Direction — Across the material below, how many lines contain the word "What"? Give only the number.

:::::

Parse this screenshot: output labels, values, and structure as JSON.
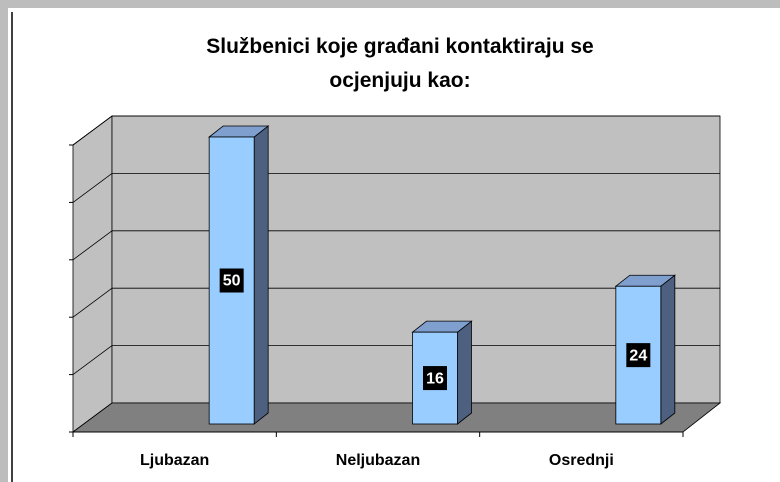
{
  "chart_data": {
    "type": "bar3d",
    "title": "Službenici koje građani kontaktiraju se ocjenjuju kao:",
    "categories": [
      "Ljubazan",
      "Neljubazan",
      "Osrednji"
    ],
    "values": [
      50,
      16,
      24
    ],
    "color": "#99ccff",
    "ylim": [
      0,
      50
    ],
    "yticks": [
      0,
      10,
      20,
      30,
      40,
      50
    ],
    "grid": true
  }
}
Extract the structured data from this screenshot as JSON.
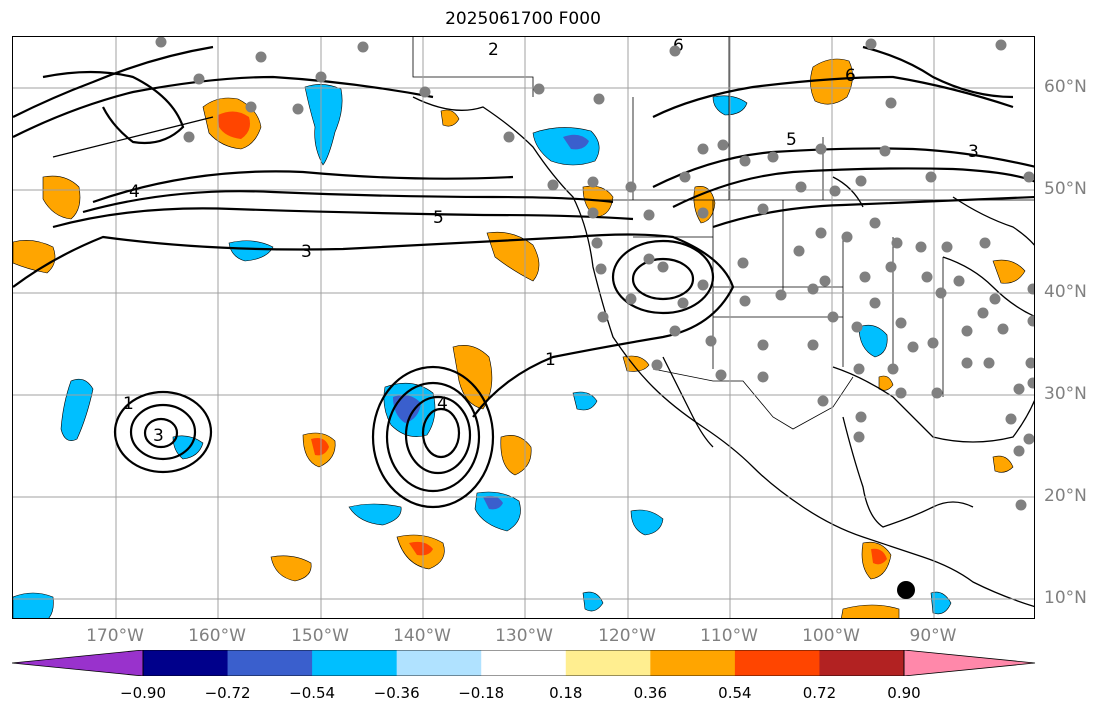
{
  "title": "2025061700 F000",
  "lon_labels": [
    "170°W",
    "160°W",
    "150°W",
    "140°W",
    "130°W",
    "120°W",
    "110°W",
    "100°W",
    "90°W"
  ],
  "lat_labels": [
    "60°N",
    "50°N",
    "40°N",
    "30°N",
    "20°N",
    "10°N"
  ],
  "colorbar": {
    "ticks": [
      "−0.90",
      "−0.72",
      "−0.54",
      "−0.36",
      "−0.18",
      "0.18",
      "0.36",
      "0.54",
      "0.72",
      "0.90"
    ],
    "colors": [
      "#9932cc",
      "#00008b",
      "#3a5fcd",
      "#00bfff",
      "#b0e2ff",
      "#ffffff",
      "#ffee90",
      "#ffa500",
      "#ff4500",
      "#b22222",
      "#ff88aa"
    ]
  },
  "contour_labels": [
    "1",
    "2",
    "3",
    "4",
    "5",
    "6"
  ],
  "colors": {
    "grid": "#a0a0a0",
    "contour": "#000000",
    "station_dot": "#808080",
    "marker": "#000000"
  }
}
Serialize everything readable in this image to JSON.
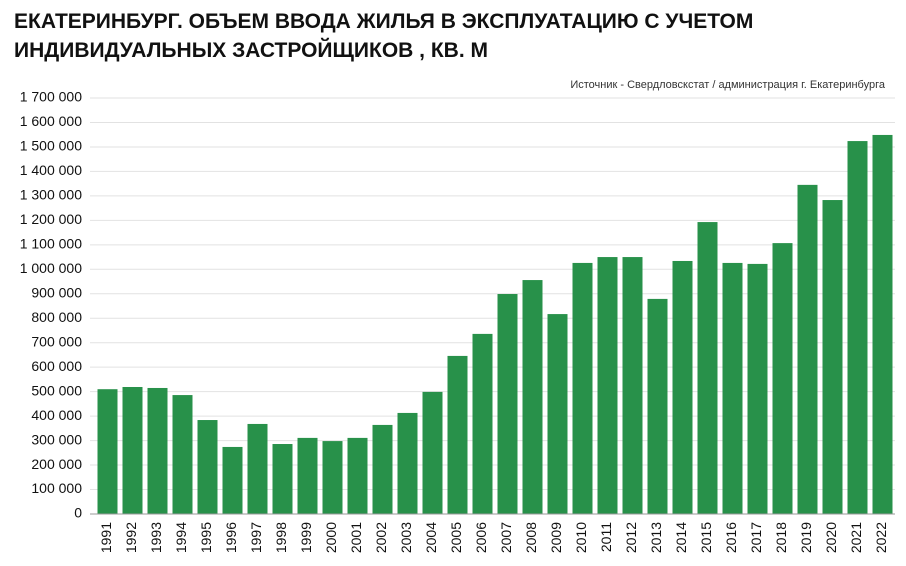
{
  "chart_data": {
    "type": "bar",
    "title": [
      "ЕКАТЕРИНБУРГ. ОБЪЕМ ВВОДА ЖИЛЬЯ В ЭКСПЛУАТАЦИЮ С УЧЕТОМ",
      "ИНДИВИДУАЛЬНЫХ ЗАСТРОЙЩИКОВ , КВ. М"
    ],
    "source": "Источник - Свердловскстат / администрация г. Екатеринбурга",
    "categories": [
      "1991",
      "1992",
      "1993",
      "1994",
      "1995",
      "1996",
      "1997",
      "1998",
      "1999",
      "2000",
      "2001",
      "2002",
      "2003",
      "2004",
      "2005",
      "2006",
      "2007",
      "2008",
      "2009",
      "2010",
      "2011",
      "2012",
      "2013",
      "2014",
      "2015",
      "2016",
      "2017",
      "2018",
      "2019",
      "2020",
      "2021",
      "2022"
    ],
    "values": [
      510000,
      519000,
      515000,
      486000,
      384000,
      274000,
      368000,
      286000,
      311000,
      298000,
      311000,
      364000,
      413000,
      499000,
      646000,
      736000,
      899000,
      956000,
      817000,
      1026000,
      1050000,
      1050000,
      879000,
      1034000,
      1193000,
      1026000,
      1022000,
      1107000,
      1345000,
      1283000,
      1524000,
      1549000
    ],
    "color": "#28914a",
    "ylim": [
      0,
      1700000
    ],
    "yticks": [
      0,
      {
        "value": 100000,
        "label": "100 000"
      },
      {
        "value": 200000,
        "label": "200 000"
      },
      {
        "value": 300000,
        "label": "300 000"
      },
      {
        "value": 400000,
        "label": "400 000"
      },
      {
        "value": 500000,
        "label": "500 000"
      },
      {
        "value": 600000,
        "label": "600 000"
      },
      {
        "value": 700000,
        "label": "700 000"
      },
      {
        "value": 800000,
        "label": "800 000"
      },
      {
        "value": 900000,
        "label": "900 000"
      },
      {
        "value": 1000000,
        "label": "1 000 000"
      },
      {
        "value": 1100000,
        "label": "1 100 000"
      },
      {
        "value": 1200000,
        "label": "1 200 000"
      },
      {
        "value": 1300000,
        "label": "1 300 000"
      },
      {
        "value": 1400000,
        "label": "1 400 000"
      },
      {
        "value": 1500000,
        "label": "1 500 000"
      },
      {
        "value": 1600000,
        "label": "1 600 000"
      },
      {
        "value": 1700000,
        "label": "1 700 000"
      }
    ],
    "grid": true
  }
}
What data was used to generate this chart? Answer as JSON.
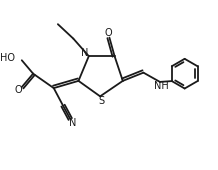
{
  "bg_color": "#ffffff",
  "line_color": "#1a1a1a",
  "line_width": 1.3,
  "fig_width": 2.18,
  "fig_height": 1.7,
  "dpi": 100,
  "xlim": [
    0,
    10
  ],
  "ylim": [
    0,
    8
  ]
}
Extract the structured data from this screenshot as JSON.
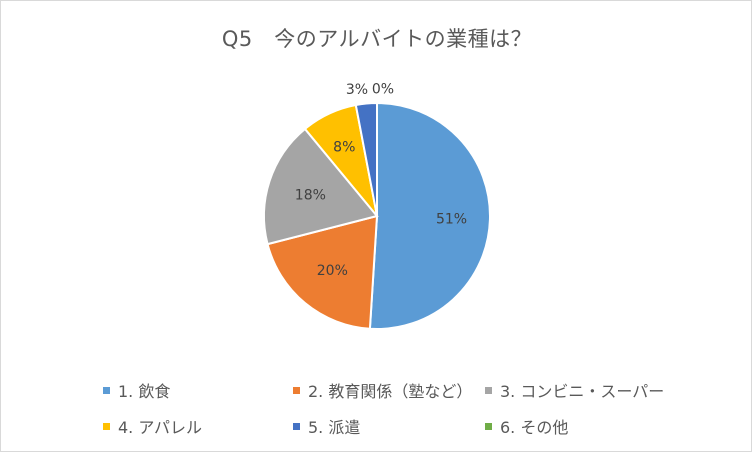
{
  "chart_data": {
    "type": "pie",
    "title": "Q5　今のアルバイトの業種は？",
    "categories": [
      "1. 飲食",
      "2. 教育関係（塾など）",
      "3. コンビニ・スーパー",
      "4. アパレル",
      "5. 派遣",
      "6. その他"
    ],
    "values": [
      51,
      20,
      18,
      8,
      3,
      0
    ],
    "data_labels": [
      "51%",
      "20%",
      "18%",
      "8%",
      "3%",
      "0%"
    ],
    "colors": [
      "#5b9bd5",
      "#ed7d31",
      "#a5a5a5",
      "#ffc000",
      "#4472c4",
      "#70ad47"
    ],
    "legend_position": "bottom"
  }
}
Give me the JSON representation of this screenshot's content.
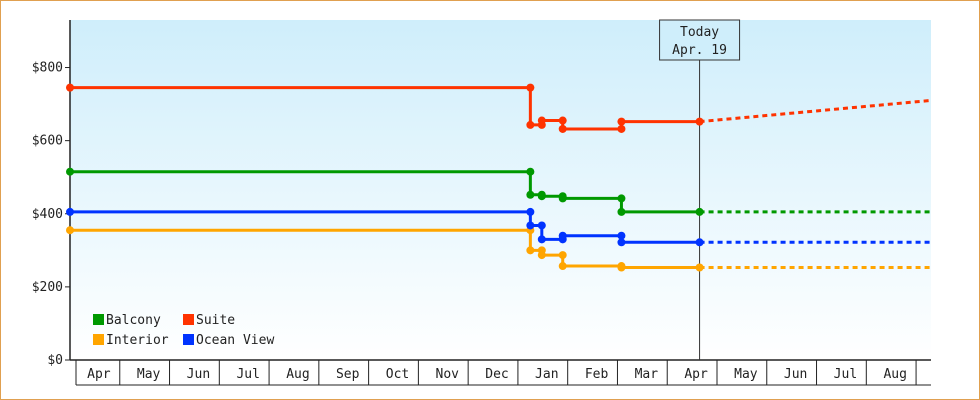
{
  "chart_data": {
    "type": "line",
    "title": "",
    "xlabel": "",
    "ylabel": "",
    "ylim": [
      0,
      930
    ],
    "y_ticks": [
      {
        "value": 0,
        "label": "$0"
      },
      {
        "value": 200,
        "label": "$200"
      },
      {
        "value": 400,
        "label": "$400"
      },
      {
        "value": 600,
        "label": "$600"
      },
      {
        "value": 800,
        "label": "$800"
      }
    ],
    "x_range": [
      0,
      17.3
    ],
    "month_labels": [
      "Apr",
      "May",
      "Jun",
      "Jul",
      "Aug",
      "Sep",
      "Oct",
      "Nov",
      "Dec",
      "Jan",
      "Feb",
      "Mar",
      "Apr",
      "May",
      "Jun",
      "Jul",
      "Aug"
    ],
    "today_marker": {
      "line1": "Today",
      "line2": "Apr. 19",
      "x": 12.65
    },
    "grid": false,
    "legend_position": "bottom-left",
    "series": [
      {
        "name": "Balcony",
        "color": "#009900",
        "points": [
          [
            0,
            515
          ],
          [
            9.25,
            515
          ],
          [
            9.25,
            452
          ],
          [
            9.48,
            452
          ],
          [
            9.48,
            448
          ],
          [
            9.9,
            448
          ],
          [
            9.9,
            442
          ],
          [
            11.08,
            442
          ],
          [
            11.08,
            405
          ],
          [
            12.65,
            405
          ]
        ],
        "projection": [
          [
            12.65,
            405
          ],
          [
            17.3,
            405
          ]
        ]
      },
      {
        "name": "Suite",
        "color": "#ff3300",
        "points": [
          [
            0,
            745
          ],
          [
            9.25,
            745
          ],
          [
            9.25,
            643
          ],
          [
            9.48,
            643
          ],
          [
            9.48,
            655
          ],
          [
            9.9,
            655
          ],
          [
            9.9,
            632
          ],
          [
            11.08,
            632
          ],
          [
            11.08,
            652
          ],
          [
            12.65,
            652
          ]
        ],
        "projection": [
          [
            12.65,
            652
          ],
          [
            17.3,
            710
          ]
        ]
      },
      {
        "name": "Interior",
        "color": "#ffa500",
        "points": [
          [
            0,
            355
          ],
          [
            9.25,
            355
          ],
          [
            9.25,
            300
          ],
          [
            9.48,
            300
          ],
          [
            9.48,
            287
          ],
          [
            9.9,
            287
          ],
          [
            9.9,
            257
          ],
          [
            11.08,
            257
          ],
          [
            11.08,
            253
          ],
          [
            12.65,
            253
          ]
        ],
        "projection": [
          [
            12.65,
            253
          ],
          [
            17.3,
            253
          ]
        ]
      },
      {
        "name": "Ocean View",
        "color": "#0033ff",
        "points": [
          [
            0,
            405
          ],
          [
            9.25,
            405
          ],
          [
            9.25,
            368
          ],
          [
            9.48,
            368
          ],
          [
            9.48,
            330
          ],
          [
            9.9,
            330
          ],
          [
            9.9,
            340
          ],
          [
            11.08,
            340
          ],
          [
            11.08,
            322
          ],
          [
            12.65,
            322
          ]
        ],
        "projection": [
          [
            12.65,
            322
          ],
          [
            17.3,
            322
          ]
        ]
      }
    ]
  }
}
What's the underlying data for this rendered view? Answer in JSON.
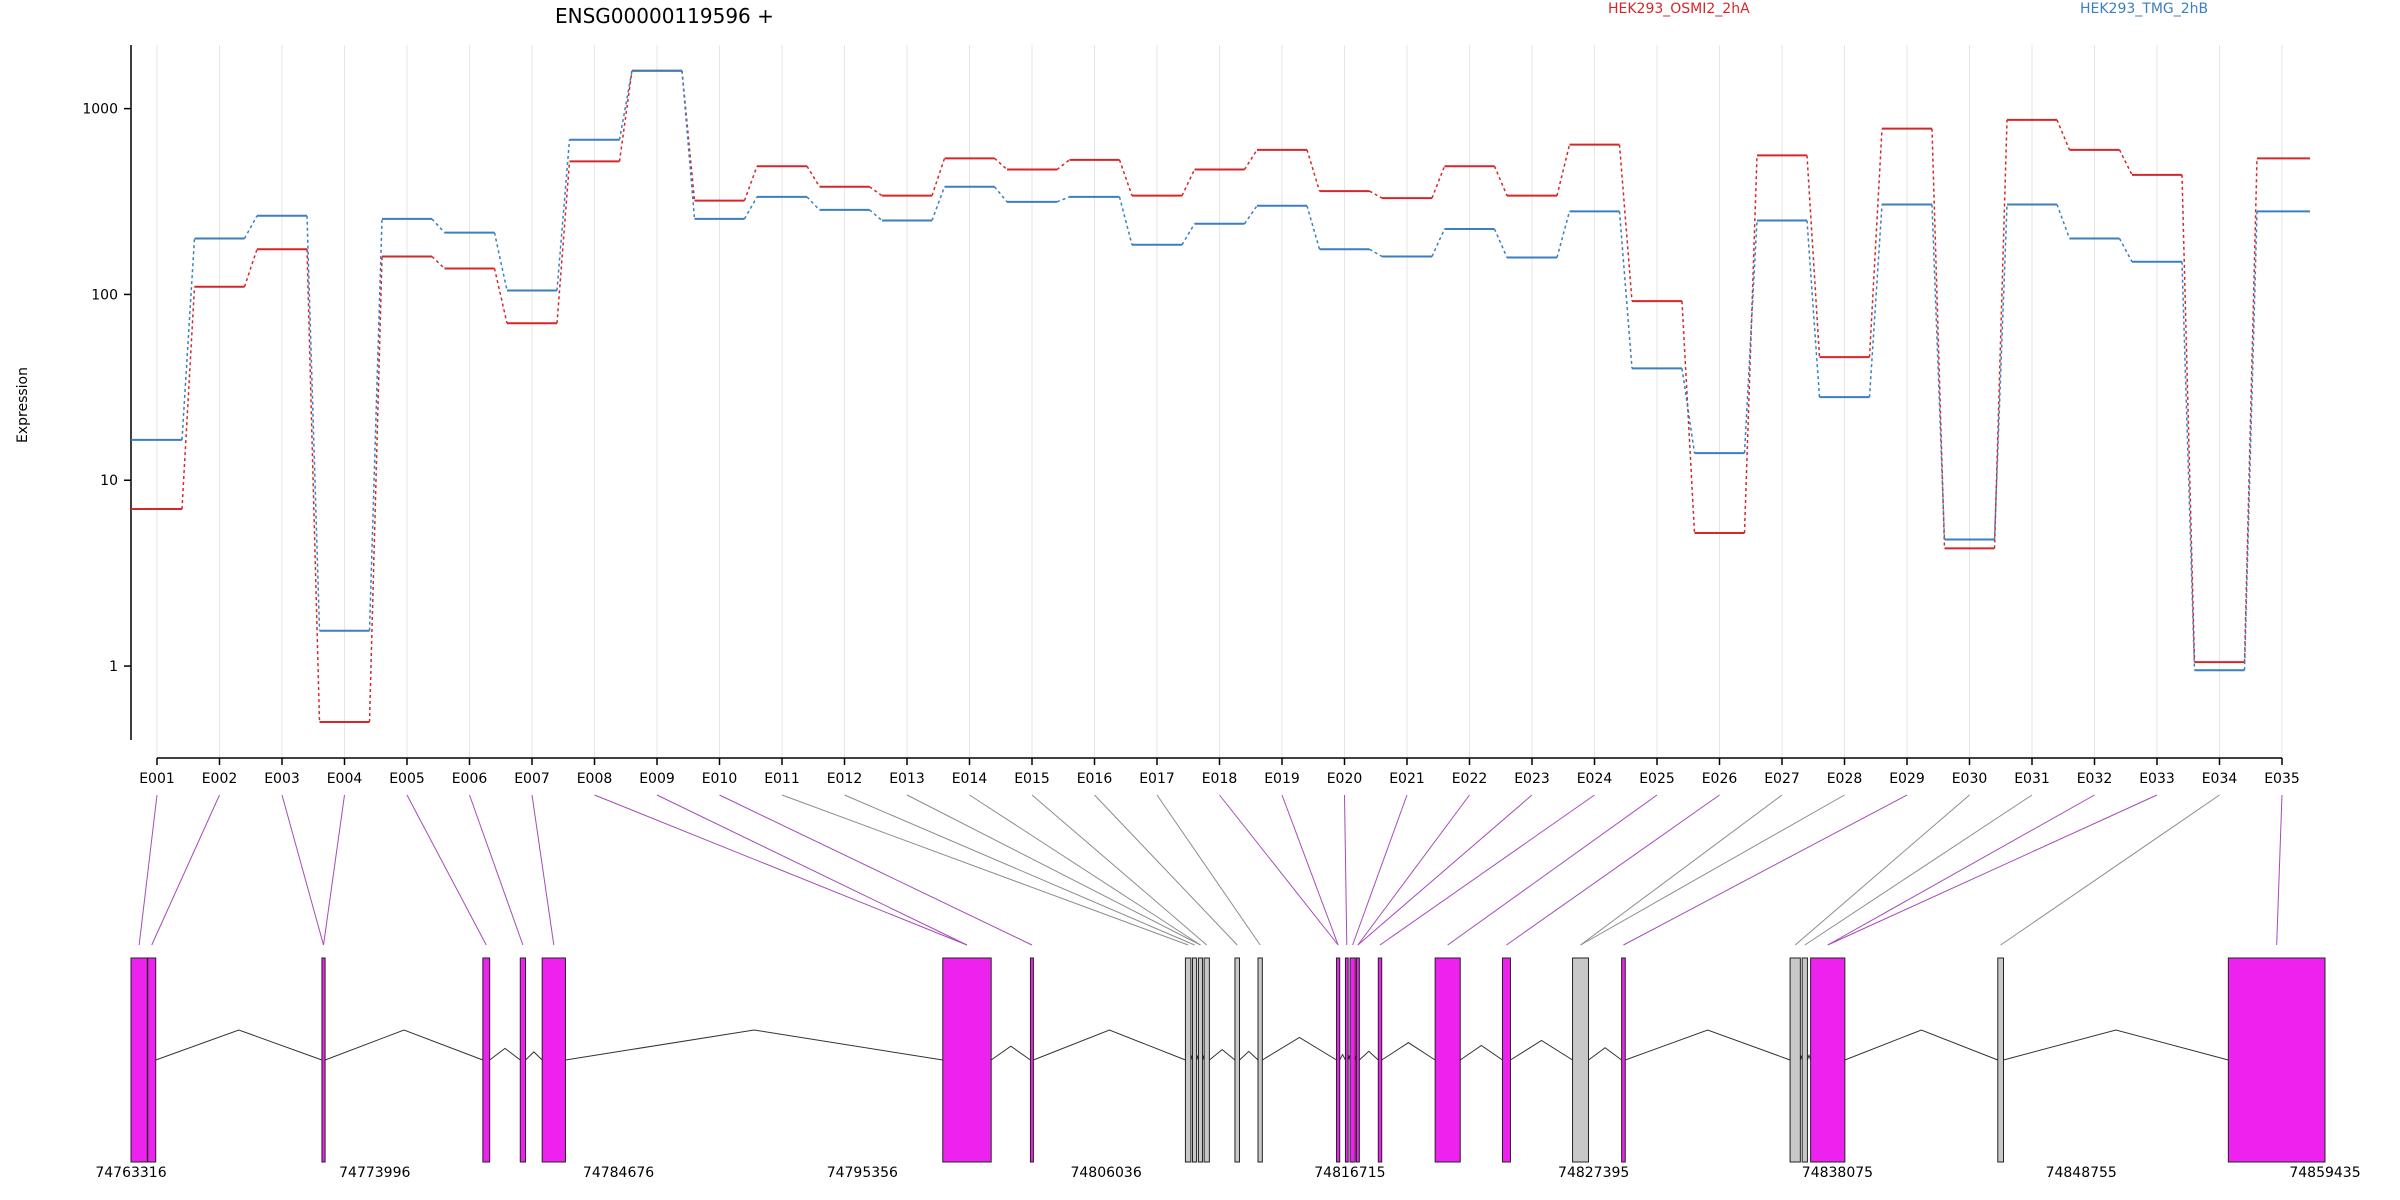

:::::

Solution below — 2